> **EXERCISE OBJECTIVE**
Count how many lines of the material hold "الجمعية". Respond with that number alone.

=======

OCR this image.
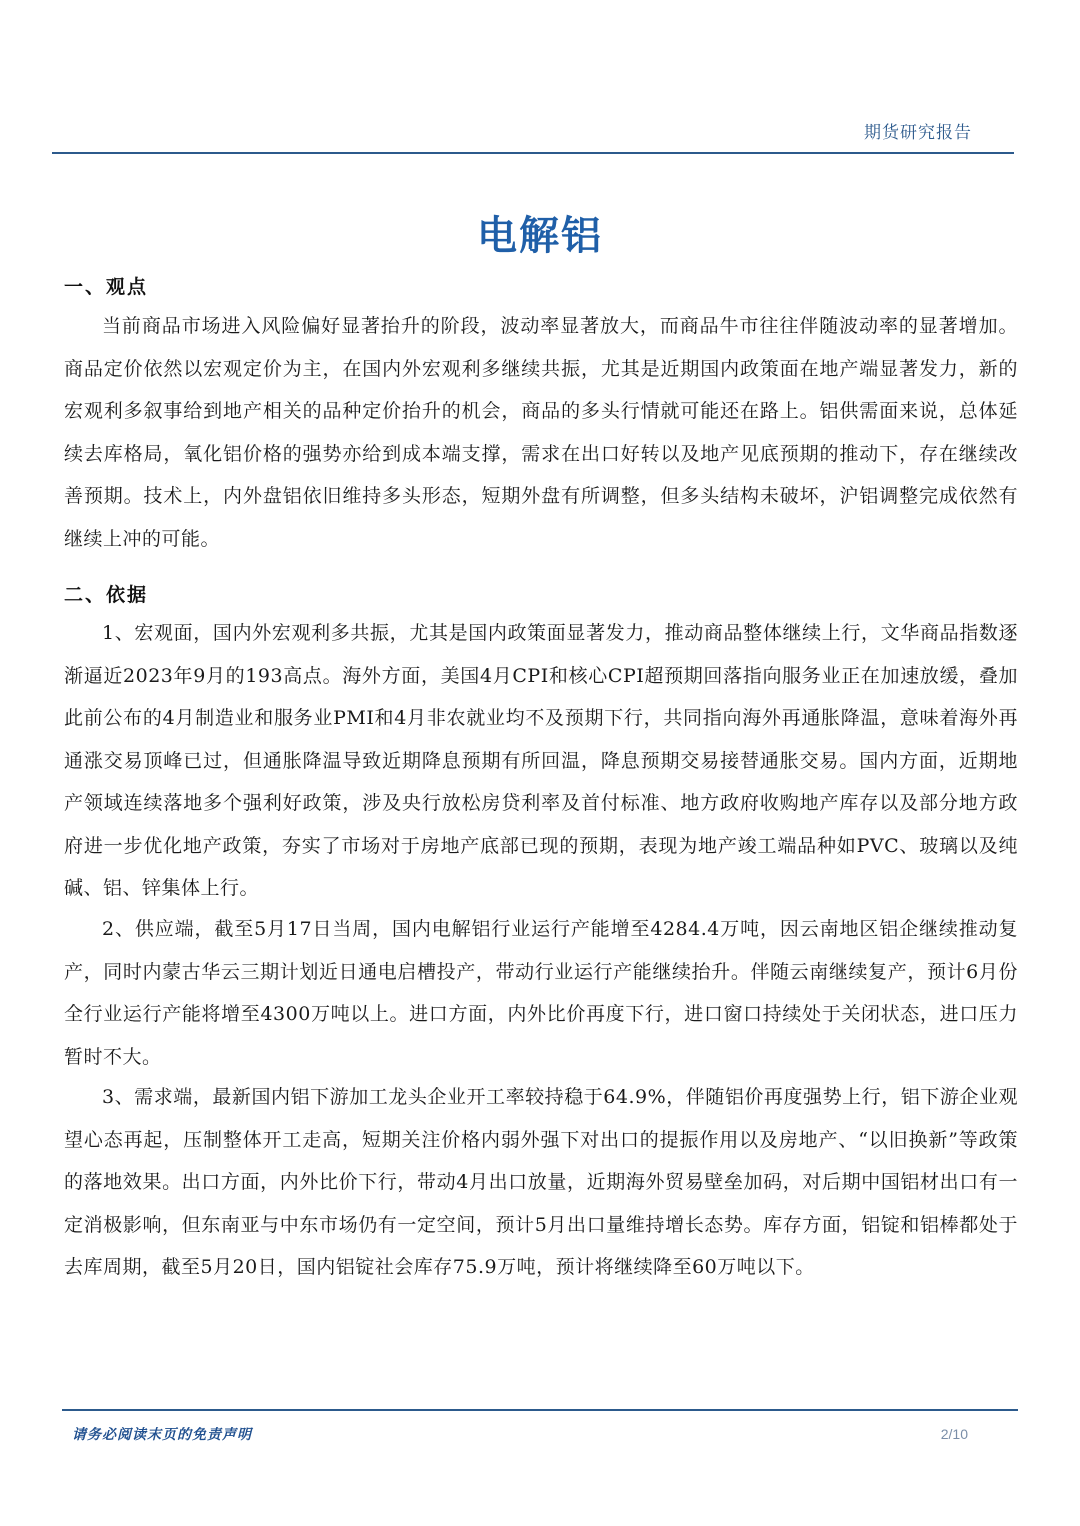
期货研究报告
电解铝
一、观点

当前商品市场进入风险偏好显著抬升的阶段，波动率显著放大，而商品牛市往往伴随波动率的显著增加。商品定价依然以宏观定价为主，在国内外宏观利多继续共振，尤其是近期国内政策面在地产端显著发力，新的宏观利多叙事给到地产相关的品种定价抬升的机会，商品的多头行情就可能还在路上。铝供需面来说，总体延续去库格局，氧化铝价格的强势亦给到成本端支撑，需求在出口好转以及地产见底预期的推动下，存在继续改善预期。技术上，内外盘铝依旧维持多头形态，短期外盘有所调整，但多头结构未破坏，沪铝调整完成依然有继续上冲的可能。

二、依据

1、宏观面，国内外宏观利多共振，尤其是国内政策面显著发力，推动商品整体继续上行，文华商品指数逐渐逼近2023年9月的193高点。海外方面，美国4月CPI和核心CPI超预期回落指向服务业正在加速放缓，叠加此前公布的4月制造业和服务业PMI和4月非农就业均不及预期下行，共同指向海外再通胀降温，意味着海外再通涨交易顶峰已过，但通胀降温导致近期降息预期有所回温，降息预期交易接替通胀交易。国内方面，近期地产领域连续落地多个强利好政策，涉及央行放松房贷利率及首付标准、地方政府收购地产库存以及部分地方政府进一步优化地产政策，夯实了市场对于房地产底部已现的预期，表现为地产竣工端品种如PVC、玻璃以及纯碱、铝、锌集体上行。

2、供应端，截至5月17日当周，国内电解铝行业运行产能增至4284.4万吨，因云南地区铝企继续推动复产，同时内蒙古华云三期计划近日通电启槽投产，带动行业运行产能继续抬升。伴随云南继续复产，预计6月份全行业运行产能将增至4300万吨以上。进口方面，内外比价再度下行，进口窗口持续处于关闭状态，进口压力暂时不大。

3、需求端，最新国内铝下游加工龙头企业开工率较持稳于64.9%，伴随铝价再度强势上行，铝下游企业观望心态再起，压制整体开工走高，短期关注价格内弱外强下对出口的提振作用以及房地产、“以旧换新”等政策的落地效果。出口方面，内外比价下行，带动4月出口放量，近期海外贸易壁垒加码，对后期中国铝材出口有一定消极影响，但东南亚与中东市场仍有一定空间，预计5月出口量维持增长态势。库存方面，铝锭和铝棒都处于去库周期，截至5月20日，国内铝锭社会库存75.9万吨，预计将继续降至60万吨以下。

请务必阅读末页的免责声明	2/10
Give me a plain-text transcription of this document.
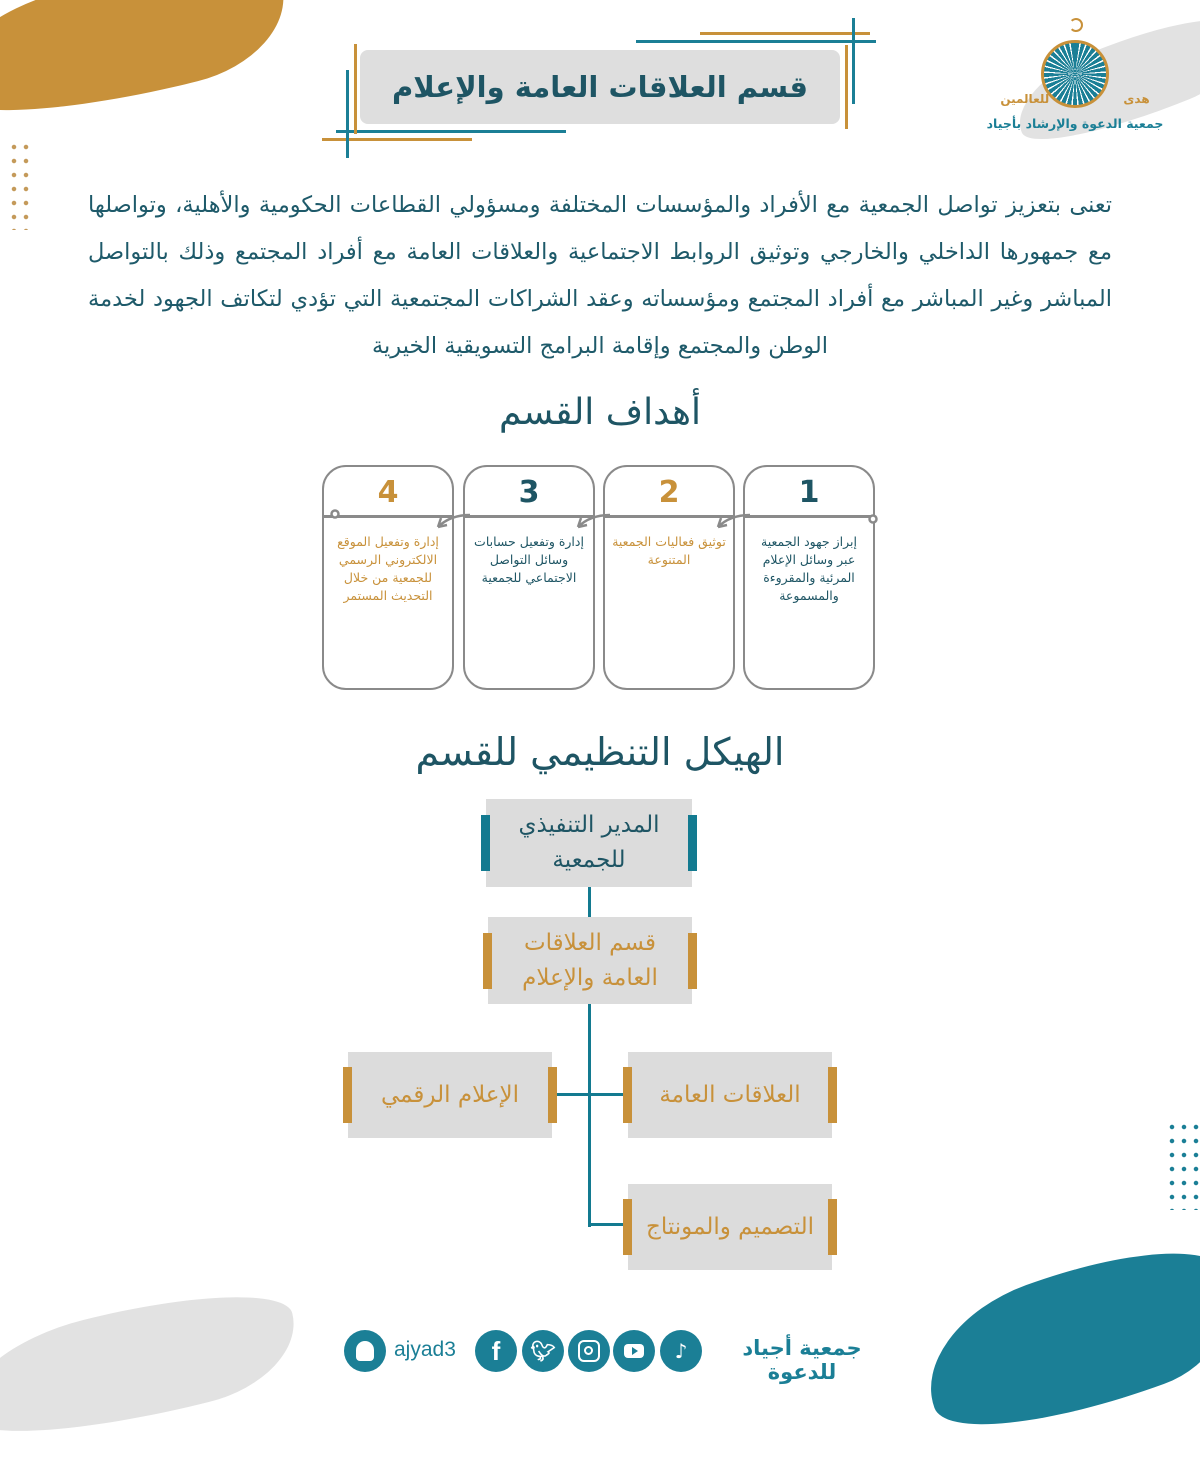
هدى للعالمين
جمعية الدعوة والإرشاد بأجياد
قسم العلاقات العامة والإعلام
تعنى بتعزيز تواصل الجمعية مع الأفراد والمؤسسات المختلفة ومسؤولي القطاعات الحكومية والأهلية، وتواصلها مع جمهورها الداخلي والخارجي وتوثيق الروابط الاجتماعية والعلاقات العامة مع أفراد المجتمع وذلك بالتواصل المباشر وغير المباشر مع أفراد المجتمع ومؤسساته وعقد الشراكات المجتمعية التي تؤدي لتكاتف الجهود لخدمة الوطن والمجتمع وإقامة البرامج التسويقية الخيرية
أهداف القسم
1
إبراز جهود الجمعية عبر وسائل الإعلام المرئية والمقروءة والمسموعة
2
توثيق فعاليات الجمعية المتنوعة
3
إدارة وتفعيل حسابات وسائل التواصل الاجتماعي للجمعية
4
إدارة وتفعيل الموقع الالكتروني الرسمي للجمعية من خلال التحديث المستمر
الهيكل التنظيمي للقسم
المدير التنفيذي للجمعية
قسم العلاقات العامة والإعلام
العلاقات العامة
الإعلام الرقمي
التصميم والمونتاج
جمعية أجياد للدعوة
♪
🐦︎
f
ajyad3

=======

> **WRITTEN REPLY**
3